[Stored entries]
————————
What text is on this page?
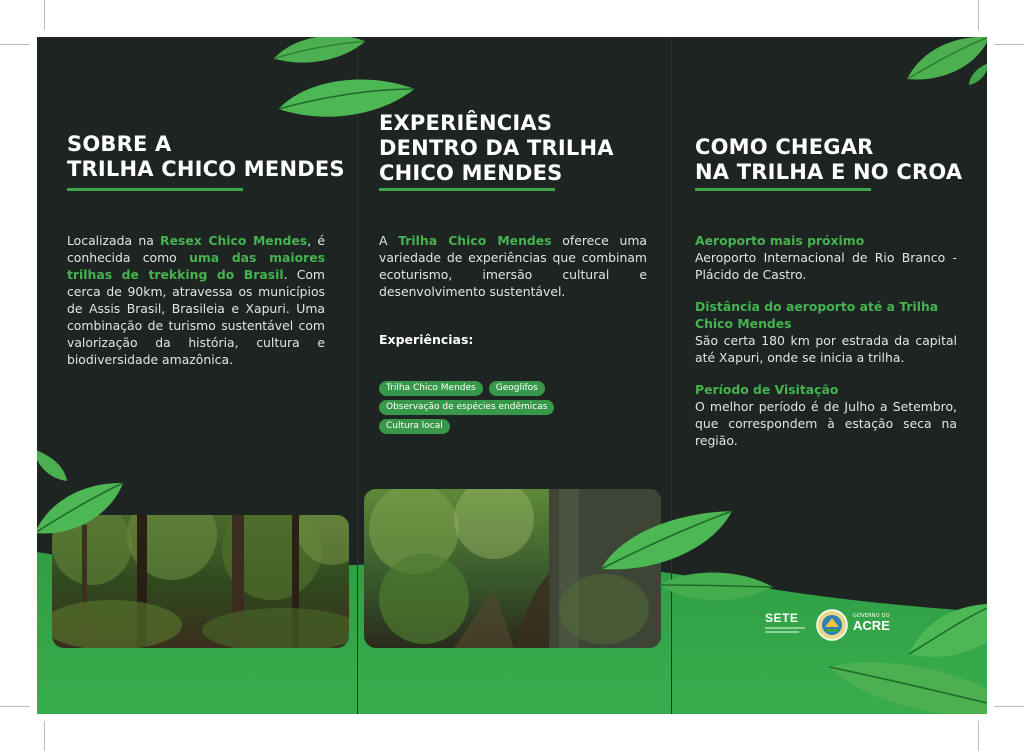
SOBRE A
TRILHA CHICO MENDES

Localizada na Resex Chico Mendes, é conhecida como uma das maiores trilhas de trekking do Brasil. Com cerca de 90km, atravessa os municípios de Assis Brasil, Brasileia e Xapuri. Uma combinação de turismo sustentável com valorização da história, cultura e biodiversidade amazônica.

EXPERIÊNCIAS
DENTRO DA TRILHA
CHICO MENDES

A Trilha Chico Mendes oferece uma variedade de experiências que combinam ecoturismo, imersão cultural e desenvolvimento sustentável.

Experiências:
Trilha Chico Mendes	Geoglifos
Observação de espécies endêmicas
Cultura local
COMO CHEGAR
NA TRILHA E NO CROA
Aeroporto mais próximo
Aeroporto Internacional de Rio Branco - Plácido de Castro.
Distância do aeroporto até a Trilha Chico Mendes
São certa 180 km por estrada da capital até Xapuri, onde se inicia a trilha.
Período de Visitação
O melhor período é de Julho a Setembro, que correspondem à estação seca na região.
SETE	GOVERNO DO
ACRE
————————
### What to produce:
Gather up the lines that contain the word "sustentável".

### Written response:
Localizada na Resex Chico Mendes, é conhecida como uma das maiores trilhas de trekking do Brasil. Com cerca de 90km, atravessa os municípios de Assis Brasil, Brasileia e Xapuri. Uma combinação de turismo sustentável com valorização da história, cultura e biodiversidade amazônica.
A Trilha Chico Mendes oferece uma variedade de experiências que combinam ecoturismo, imersão cultural e desenvolvimento sustentável.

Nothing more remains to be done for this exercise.